**Work to do:** Assemble all lines in which the string "milliers" appears.

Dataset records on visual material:
>>>>>
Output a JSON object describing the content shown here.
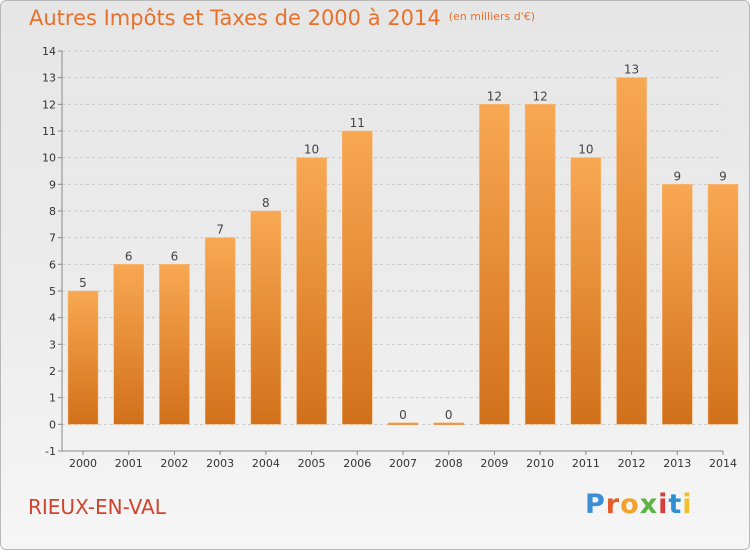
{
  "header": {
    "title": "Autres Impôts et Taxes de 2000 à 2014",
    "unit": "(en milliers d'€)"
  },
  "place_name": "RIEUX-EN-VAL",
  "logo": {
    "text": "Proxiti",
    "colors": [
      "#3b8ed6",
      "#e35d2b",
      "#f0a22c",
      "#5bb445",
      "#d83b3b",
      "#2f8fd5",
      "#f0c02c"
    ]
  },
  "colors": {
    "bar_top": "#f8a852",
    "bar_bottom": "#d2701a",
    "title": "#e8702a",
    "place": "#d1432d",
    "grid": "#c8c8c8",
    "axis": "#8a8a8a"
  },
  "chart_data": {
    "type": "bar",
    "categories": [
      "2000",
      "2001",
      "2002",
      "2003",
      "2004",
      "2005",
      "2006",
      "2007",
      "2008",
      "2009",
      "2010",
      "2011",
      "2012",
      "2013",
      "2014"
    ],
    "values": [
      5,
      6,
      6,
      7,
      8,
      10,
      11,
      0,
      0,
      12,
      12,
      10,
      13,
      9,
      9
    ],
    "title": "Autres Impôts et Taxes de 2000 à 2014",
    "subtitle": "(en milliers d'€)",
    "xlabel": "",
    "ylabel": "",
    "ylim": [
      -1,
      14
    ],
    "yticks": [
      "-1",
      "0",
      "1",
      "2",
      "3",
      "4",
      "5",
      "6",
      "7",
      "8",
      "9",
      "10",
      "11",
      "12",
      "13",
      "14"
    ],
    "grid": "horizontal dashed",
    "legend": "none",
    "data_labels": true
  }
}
<<<<<
**Written answer:**
    "unit": "(en milliers d'€)"
    "subtitle": "(en milliers d'€)",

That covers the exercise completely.